**Records for the task**
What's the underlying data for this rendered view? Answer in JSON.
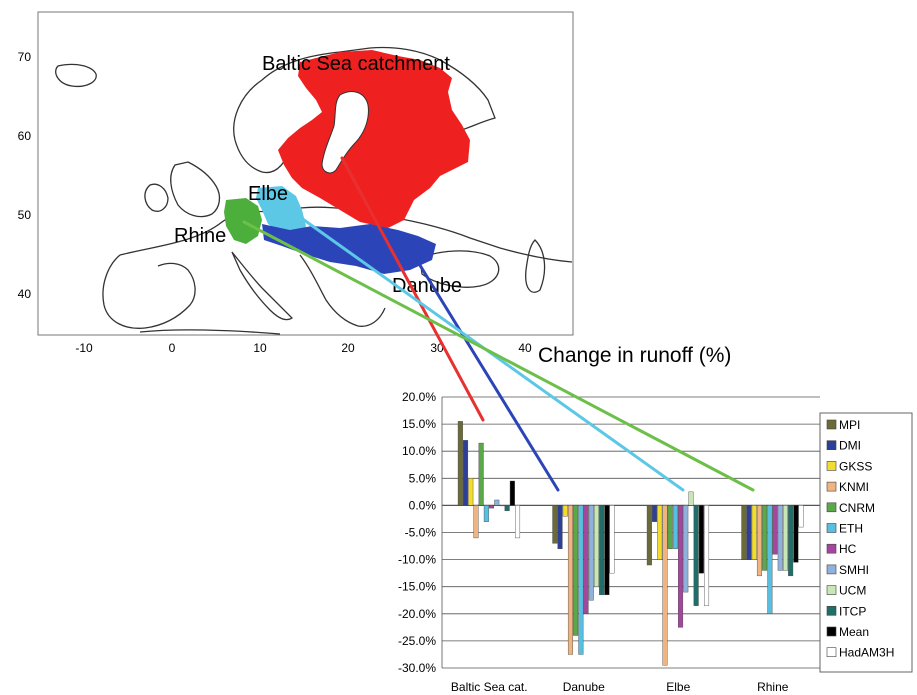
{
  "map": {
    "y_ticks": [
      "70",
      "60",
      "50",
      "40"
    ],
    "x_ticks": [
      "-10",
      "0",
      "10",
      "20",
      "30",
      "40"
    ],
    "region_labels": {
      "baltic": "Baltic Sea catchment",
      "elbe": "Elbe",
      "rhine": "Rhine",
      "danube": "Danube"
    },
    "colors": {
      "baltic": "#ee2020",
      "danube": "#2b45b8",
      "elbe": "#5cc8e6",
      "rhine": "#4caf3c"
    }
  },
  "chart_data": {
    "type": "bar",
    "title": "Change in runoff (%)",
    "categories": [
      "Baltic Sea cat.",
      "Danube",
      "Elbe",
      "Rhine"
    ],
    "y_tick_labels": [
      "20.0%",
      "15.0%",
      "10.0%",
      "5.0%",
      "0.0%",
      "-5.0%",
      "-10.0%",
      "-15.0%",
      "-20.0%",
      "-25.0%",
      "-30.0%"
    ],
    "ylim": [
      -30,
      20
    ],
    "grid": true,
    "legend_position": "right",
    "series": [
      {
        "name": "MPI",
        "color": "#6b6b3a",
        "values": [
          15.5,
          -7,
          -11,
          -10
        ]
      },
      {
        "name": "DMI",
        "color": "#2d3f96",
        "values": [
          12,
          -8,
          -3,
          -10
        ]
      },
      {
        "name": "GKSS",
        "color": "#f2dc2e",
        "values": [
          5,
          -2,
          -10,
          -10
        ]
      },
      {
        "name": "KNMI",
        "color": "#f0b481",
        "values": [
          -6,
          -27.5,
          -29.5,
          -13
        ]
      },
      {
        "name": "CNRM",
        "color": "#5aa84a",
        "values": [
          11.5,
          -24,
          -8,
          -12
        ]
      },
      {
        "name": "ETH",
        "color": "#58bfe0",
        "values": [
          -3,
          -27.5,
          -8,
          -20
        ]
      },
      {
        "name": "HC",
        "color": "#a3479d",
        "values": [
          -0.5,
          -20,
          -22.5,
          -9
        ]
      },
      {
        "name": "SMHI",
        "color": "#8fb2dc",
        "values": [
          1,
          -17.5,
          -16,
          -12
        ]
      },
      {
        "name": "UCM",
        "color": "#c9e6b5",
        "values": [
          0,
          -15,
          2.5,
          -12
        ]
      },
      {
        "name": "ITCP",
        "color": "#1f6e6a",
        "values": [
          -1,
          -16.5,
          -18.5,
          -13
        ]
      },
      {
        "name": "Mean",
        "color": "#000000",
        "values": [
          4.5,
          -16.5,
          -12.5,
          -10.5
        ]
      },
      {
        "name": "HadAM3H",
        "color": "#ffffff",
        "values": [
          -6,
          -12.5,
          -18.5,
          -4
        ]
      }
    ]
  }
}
---
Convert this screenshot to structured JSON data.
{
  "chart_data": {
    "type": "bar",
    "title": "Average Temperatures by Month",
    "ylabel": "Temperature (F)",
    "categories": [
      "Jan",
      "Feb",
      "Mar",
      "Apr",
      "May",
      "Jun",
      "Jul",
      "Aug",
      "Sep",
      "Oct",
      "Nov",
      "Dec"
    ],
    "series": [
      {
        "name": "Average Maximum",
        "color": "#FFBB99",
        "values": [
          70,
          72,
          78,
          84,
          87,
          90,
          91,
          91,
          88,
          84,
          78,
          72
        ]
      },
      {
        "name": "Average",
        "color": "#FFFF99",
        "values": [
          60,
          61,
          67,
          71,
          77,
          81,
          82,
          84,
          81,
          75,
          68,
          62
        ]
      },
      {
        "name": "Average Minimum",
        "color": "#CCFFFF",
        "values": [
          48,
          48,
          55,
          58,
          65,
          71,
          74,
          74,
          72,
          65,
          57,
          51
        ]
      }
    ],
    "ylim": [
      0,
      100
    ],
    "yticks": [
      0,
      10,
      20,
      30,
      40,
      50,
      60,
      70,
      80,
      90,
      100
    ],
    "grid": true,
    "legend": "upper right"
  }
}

**Work required**
Check each line above for the word "right", and copy the lines where it appears.

**Task result**
    "legend_position": "right",
    "legend": "upper right"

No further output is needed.